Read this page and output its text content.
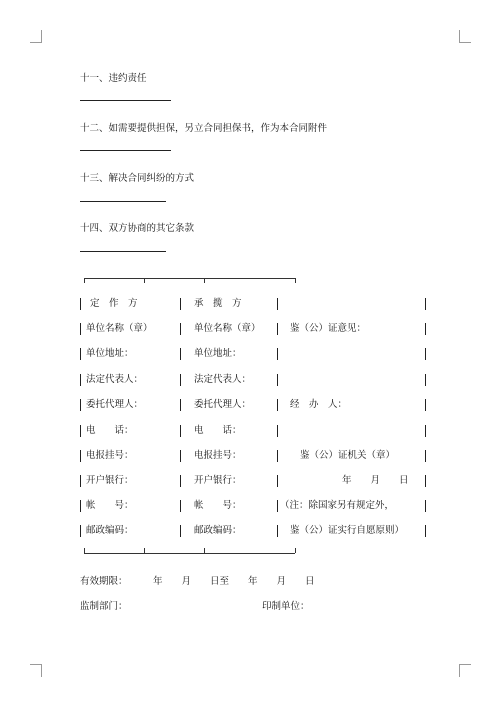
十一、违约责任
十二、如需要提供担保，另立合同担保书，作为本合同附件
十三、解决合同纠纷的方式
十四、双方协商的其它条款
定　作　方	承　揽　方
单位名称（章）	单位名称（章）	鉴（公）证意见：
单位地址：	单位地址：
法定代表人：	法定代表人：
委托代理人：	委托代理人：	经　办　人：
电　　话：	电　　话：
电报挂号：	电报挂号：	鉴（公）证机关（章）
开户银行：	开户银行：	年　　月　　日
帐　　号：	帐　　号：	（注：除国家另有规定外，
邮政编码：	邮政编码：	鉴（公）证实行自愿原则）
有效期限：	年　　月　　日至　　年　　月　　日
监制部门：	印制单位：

**Task statement**
Exclude the images and reproduce the remaining data exactly.

**Answer to the exercise**
Read this page and output its text content.
十一、违约责任
十二、如需要提供担保，另立合同担保书，作为本合同附件
十三、解决合同纠纷的方式
十四、双方协商的其它条款
定　作　方	承　揽　方
单位名称（章）	单位名称（章）	鉴（公）证意见：
单位地址：	单位地址：
法定代表人：	法定代表人：
委托代理人：	委托代理人：	经　办　人：
电　　话：	电　　话：
电报挂号：	电报挂号：	鉴（公）证机关（章）
开户银行：	开户银行：	年　　月　　日
帐　　号：	帐　　号：	（注：除国家另有规定外，
邮政编码：	邮政编码：	鉴（公）证实行自愿原则）
有效期限：	年　　月　　日至　　年　　月　　日
监制部门：	印制单位：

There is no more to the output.